PROBLEMS:
1) Transcribe the part of the HPCA conference text from "Together with ASPLOS, ISCA" up to and including "by the user.".
2) Turn the paragraph of the HPCA conference text that begins "The first symposium was held" into a short list that keeps its main facts.

- Status: Active
- Genre: Academic conference
- Frequency: Annual
- Country: Varies
- Inaugurated: 1995
- Organized by: IEEE Computer Society
- Website: www.hpca-conf.org

= International Symposium on High-Performance Computer Architecture =

Annual academic conference on computer architecture

The IEEE International Symposium on High-Performance Computer Architecture (HPCA) is an annual academic conference on computer architecture. It was first held in 1995, and the 2026 edition was the thirty-second in the series. The conference is sponsored by the IEEE Computer Society through its Technical Committee on Computer Architecture (TCCA), which describes HPCA as "a premier venue for scientists and engineers to present their latest research findings in the rapidly-changing field of high-performance computer architecture".

Together with ASPLOS, ISCA and the International Symposium on Microarchitecture (MICRO), HPCA is identified as one of the four "core computer architecture venues" in the call for the IEEE Micro Top Picks issue published by TCCA and by ACM SIGARCH. In CSRankings, a ranking that counts publications in selected venues, HPCA is classified as a next-tier architecture venue that is excluded from the default tally and can be enabled by the user.

== History ==
The first symposium was held on 22–25 January 1995 at the Sheraton Inn in Raleigh, North Carolina. Yale Patt of the University of Michigan served as general chair and Laxmi N. Bhuyan of Texas A&M University as program chair; the meeting was sponsored by the IEEE Computer Society Technical Committee on Computer Architecture. Proceedings have appeared every year since.

Some records:
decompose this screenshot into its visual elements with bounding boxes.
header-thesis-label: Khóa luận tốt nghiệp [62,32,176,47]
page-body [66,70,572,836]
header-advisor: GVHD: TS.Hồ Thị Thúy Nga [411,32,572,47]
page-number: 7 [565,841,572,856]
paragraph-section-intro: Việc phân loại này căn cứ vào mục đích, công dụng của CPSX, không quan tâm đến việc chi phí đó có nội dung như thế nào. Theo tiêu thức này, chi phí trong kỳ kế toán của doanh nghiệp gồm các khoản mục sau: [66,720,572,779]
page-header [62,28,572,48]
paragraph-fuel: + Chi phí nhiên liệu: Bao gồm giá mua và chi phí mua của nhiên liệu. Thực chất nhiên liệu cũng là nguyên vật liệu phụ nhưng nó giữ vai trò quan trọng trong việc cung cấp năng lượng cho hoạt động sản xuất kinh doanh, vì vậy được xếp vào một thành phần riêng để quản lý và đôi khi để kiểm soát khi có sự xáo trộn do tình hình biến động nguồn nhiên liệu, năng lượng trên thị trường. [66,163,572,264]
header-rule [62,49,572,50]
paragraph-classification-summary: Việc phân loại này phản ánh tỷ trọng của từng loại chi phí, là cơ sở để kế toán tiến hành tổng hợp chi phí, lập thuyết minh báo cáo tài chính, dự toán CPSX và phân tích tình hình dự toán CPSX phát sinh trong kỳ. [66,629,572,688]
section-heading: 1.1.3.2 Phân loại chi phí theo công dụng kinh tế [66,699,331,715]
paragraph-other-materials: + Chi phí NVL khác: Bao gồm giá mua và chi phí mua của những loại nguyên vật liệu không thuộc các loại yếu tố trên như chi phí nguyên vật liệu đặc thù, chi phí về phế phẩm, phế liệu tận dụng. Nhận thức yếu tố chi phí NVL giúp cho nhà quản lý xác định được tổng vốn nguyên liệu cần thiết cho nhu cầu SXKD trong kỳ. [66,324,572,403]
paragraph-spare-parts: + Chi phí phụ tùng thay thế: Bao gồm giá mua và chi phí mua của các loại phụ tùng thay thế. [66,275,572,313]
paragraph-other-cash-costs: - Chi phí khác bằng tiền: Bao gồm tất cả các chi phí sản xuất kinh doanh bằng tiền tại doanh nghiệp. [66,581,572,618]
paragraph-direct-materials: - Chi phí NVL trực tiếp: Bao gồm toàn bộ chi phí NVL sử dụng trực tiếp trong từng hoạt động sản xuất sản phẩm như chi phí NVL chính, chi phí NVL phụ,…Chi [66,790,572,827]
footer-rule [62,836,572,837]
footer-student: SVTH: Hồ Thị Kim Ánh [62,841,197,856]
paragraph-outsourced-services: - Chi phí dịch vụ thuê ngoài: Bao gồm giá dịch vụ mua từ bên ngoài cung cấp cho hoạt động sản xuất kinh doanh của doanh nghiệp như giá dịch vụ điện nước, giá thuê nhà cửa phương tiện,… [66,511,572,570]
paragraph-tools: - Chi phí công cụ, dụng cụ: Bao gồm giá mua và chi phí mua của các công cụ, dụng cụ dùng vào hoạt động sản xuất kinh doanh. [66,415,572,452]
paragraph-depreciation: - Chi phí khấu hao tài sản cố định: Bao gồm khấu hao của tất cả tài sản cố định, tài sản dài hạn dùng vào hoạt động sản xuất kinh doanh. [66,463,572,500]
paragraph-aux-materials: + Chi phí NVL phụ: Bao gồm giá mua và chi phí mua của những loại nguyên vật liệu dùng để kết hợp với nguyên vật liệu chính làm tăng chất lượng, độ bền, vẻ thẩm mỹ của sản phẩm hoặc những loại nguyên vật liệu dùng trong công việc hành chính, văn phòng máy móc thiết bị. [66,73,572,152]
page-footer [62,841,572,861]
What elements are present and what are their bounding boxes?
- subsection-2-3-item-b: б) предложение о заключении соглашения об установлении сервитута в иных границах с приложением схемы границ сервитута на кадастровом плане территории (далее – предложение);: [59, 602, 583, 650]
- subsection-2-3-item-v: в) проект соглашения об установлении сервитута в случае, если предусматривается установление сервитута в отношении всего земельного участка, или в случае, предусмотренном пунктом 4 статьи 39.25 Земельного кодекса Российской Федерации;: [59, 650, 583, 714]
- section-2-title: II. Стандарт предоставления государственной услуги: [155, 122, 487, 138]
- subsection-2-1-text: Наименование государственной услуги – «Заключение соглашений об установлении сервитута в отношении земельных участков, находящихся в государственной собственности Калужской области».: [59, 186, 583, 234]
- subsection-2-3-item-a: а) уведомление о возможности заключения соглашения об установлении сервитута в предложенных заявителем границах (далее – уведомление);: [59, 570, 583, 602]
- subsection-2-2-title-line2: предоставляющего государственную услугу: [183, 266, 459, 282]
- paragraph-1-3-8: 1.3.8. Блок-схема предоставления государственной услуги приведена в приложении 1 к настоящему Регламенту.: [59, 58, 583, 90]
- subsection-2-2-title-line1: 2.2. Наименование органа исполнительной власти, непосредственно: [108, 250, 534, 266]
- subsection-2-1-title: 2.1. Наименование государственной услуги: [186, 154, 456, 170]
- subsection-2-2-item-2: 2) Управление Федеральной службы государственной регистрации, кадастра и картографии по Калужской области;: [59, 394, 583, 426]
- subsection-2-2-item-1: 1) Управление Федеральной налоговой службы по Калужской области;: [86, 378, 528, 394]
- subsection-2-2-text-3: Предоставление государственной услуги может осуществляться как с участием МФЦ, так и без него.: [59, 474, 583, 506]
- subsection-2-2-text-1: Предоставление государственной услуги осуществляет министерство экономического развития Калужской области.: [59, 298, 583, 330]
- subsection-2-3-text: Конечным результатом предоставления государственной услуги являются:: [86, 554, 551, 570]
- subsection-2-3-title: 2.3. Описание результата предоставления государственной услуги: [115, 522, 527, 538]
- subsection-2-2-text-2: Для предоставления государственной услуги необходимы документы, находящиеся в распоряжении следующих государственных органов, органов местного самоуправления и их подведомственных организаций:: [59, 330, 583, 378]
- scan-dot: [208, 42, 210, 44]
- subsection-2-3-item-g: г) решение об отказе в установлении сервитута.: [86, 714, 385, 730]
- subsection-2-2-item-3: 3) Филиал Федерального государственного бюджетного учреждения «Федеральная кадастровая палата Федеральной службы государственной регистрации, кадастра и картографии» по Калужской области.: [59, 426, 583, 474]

SOLUTIONS FOR EACH TASK:
1)
Together with ASPLOS, ISCA and the International Symposium on Microarchitecture (MICRO), HPCA is identified as one of the four "core computer architecture venues" in the call for the IEEE Micro Top Picks issue published by TCCA and by ACM SIGARCH. In CSRankings, a ranking that counts publications in selected venues, HPCA is classified as a next-tier architecture venue that is excluded from the default tally and can be enabled by the user.

2)
- Dates and place: 22–25 January 1995, Sheraton Inn, Raleigh, North Carolina
- General chair: Yale Patt, University of Michigan
- Program chair: Laxmi N. Bhuyan, Texas A&M University
- Sponsor: IEEE Computer Society Technical Committee on Computer Architecture
- Proceedings: published every year since